[Items listed in a dataset]
★ ★ ★ ★ ★

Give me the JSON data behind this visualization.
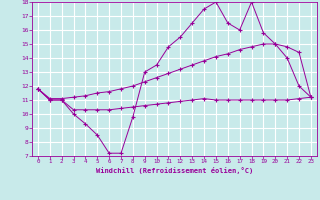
{
  "xlabel": "Windchill (Refroidissement éolien,°C)",
  "background_color": "#c8eaea",
  "grid_color": "#ffffff",
  "line_color": "#990099",
  "xlim": [
    -0.5,
    23.5
  ],
  "ylim": [
    7,
    18
  ],
  "xticks": [
    0,
    1,
    2,
    3,
    4,
    5,
    6,
    7,
    8,
    9,
    10,
    11,
    12,
    13,
    14,
    15,
    16,
    17,
    18,
    19,
    20,
    21,
    22,
    23
  ],
  "yticks": [
    7,
    8,
    9,
    10,
    11,
    12,
    13,
    14,
    15,
    16,
    17,
    18
  ],
  "line1_x": [
    0,
    1,
    2,
    3,
    4,
    5,
    6,
    7,
    8,
    9,
    10,
    11,
    12,
    13,
    14,
    15,
    16,
    17,
    18,
    19,
    20,
    21,
    22,
    23
  ],
  "line1_y": [
    11.8,
    11.0,
    11.0,
    10.0,
    9.3,
    8.5,
    7.2,
    7.2,
    9.8,
    13.0,
    13.5,
    14.8,
    15.5,
    16.5,
    17.5,
    18.0,
    16.5,
    16.0,
    18.0,
    15.8,
    15.0,
    14.0,
    12.0,
    11.2
  ],
  "line2_x": [
    0,
    1,
    2,
    3,
    4,
    5,
    6,
    7,
    8,
    9,
    10,
    11,
    12,
    13,
    14,
    15,
    16,
    17,
    18,
    19,
    20,
    21,
    22,
    23
  ],
  "line2_y": [
    11.8,
    11.1,
    11.1,
    11.2,
    11.3,
    11.5,
    11.6,
    11.8,
    12.0,
    12.3,
    12.6,
    12.9,
    13.2,
    13.5,
    13.8,
    14.1,
    14.3,
    14.6,
    14.8,
    15.0,
    15.0,
    14.8,
    14.4,
    11.2
  ],
  "line3_x": [
    0,
    1,
    2,
    3,
    4,
    5,
    6,
    7,
    8,
    9,
    10,
    11,
    12,
    13,
    14,
    15,
    16,
    17,
    18,
    19,
    20,
    21,
    22,
    23
  ],
  "line3_y": [
    11.8,
    11.0,
    11.0,
    10.3,
    10.3,
    10.3,
    10.3,
    10.4,
    10.5,
    10.6,
    10.7,
    10.8,
    10.9,
    11.0,
    11.1,
    11.0,
    11.0,
    11.0,
    11.0,
    11.0,
    11.0,
    11.0,
    11.1,
    11.2
  ]
}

★ ★ ★ ★ ★

What is needed - Reproduce every line above as written, skipping pictures.

Worked solution -
Give me the JSON data behind this visualization.
{
  "xlabel": "Windchill (Refroidissement éolien,°C)",
  "background_color": "#c8eaea",
  "grid_color": "#ffffff",
  "line_color": "#990099",
  "xlim": [
    -0.5,
    23.5
  ],
  "ylim": [
    7,
    18
  ],
  "xticks": [
    0,
    1,
    2,
    3,
    4,
    5,
    6,
    7,
    8,
    9,
    10,
    11,
    12,
    13,
    14,
    15,
    16,
    17,
    18,
    19,
    20,
    21,
    22,
    23
  ],
  "yticks": [
    7,
    8,
    9,
    10,
    11,
    12,
    13,
    14,
    15,
    16,
    17,
    18
  ],
  "line1_x": [
    0,
    1,
    2,
    3,
    4,
    5,
    6,
    7,
    8,
    9,
    10,
    11,
    12,
    13,
    14,
    15,
    16,
    17,
    18,
    19,
    20,
    21,
    22,
    23
  ],
  "line1_y": [
    11.8,
    11.0,
    11.0,
    10.0,
    9.3,
    8.5,
    7.2,
    7.2,
    9.8,
    13.0,
    13.5,
    14.8,
    15.5,
    16.5,
    17.5,
    18.0,
    16.5,
    16.0,
    18.0,
    15.8,
    15.0,
    14.0,
    12.0,
    11.2
  ],
  "line2_x": [
    0,
    1,
    2,
    3,
    4,
    5,
    6,
    7,
    8,
    9,
    10,
    11,
    12,
    13,
    14,
    15,
    16,
    17,
    18,
    19,
    20,
    21,
    22,
    23
  ],
  "line2_y": [
    11.8,
    11.1,
    11.1,
    11.2,
    11.3,
    11.5,
    11.6,
    11.8,
    12.0,
    12.3,
    12.6,
    12.9,
    13.2,
    13.5,
    13.8,
    14.1,
    14.3,
    14.6,
    14.8,
    15.0,
    15.0,
    14.8,
    14.4,
    11.2
  ],
  "line3_x": [
    0,
    1,
    2,
    3,
    4,
    5,
    6,
    7,
    8,
    9,
    10,
    11,
    12,
    13,
    14,
    15,
    16,
    17,
    18,
    19,
    20,
    21,
    22,
    23
  ],
  "line3_y": [
    11.8,
    11.0,
    11.0,
    10.3,
    10.3,
    10.3,
    10.3,
    10.4,
    10.5,
    10.6,
    10.7,
    10.8,
    10.9,
    11.0,
    11.1,
    11.0,
    11.0,
    11.0,
    11.0,
    11.0,
    11.0,
    11.0,
    11.1,
    11.2
  ]
}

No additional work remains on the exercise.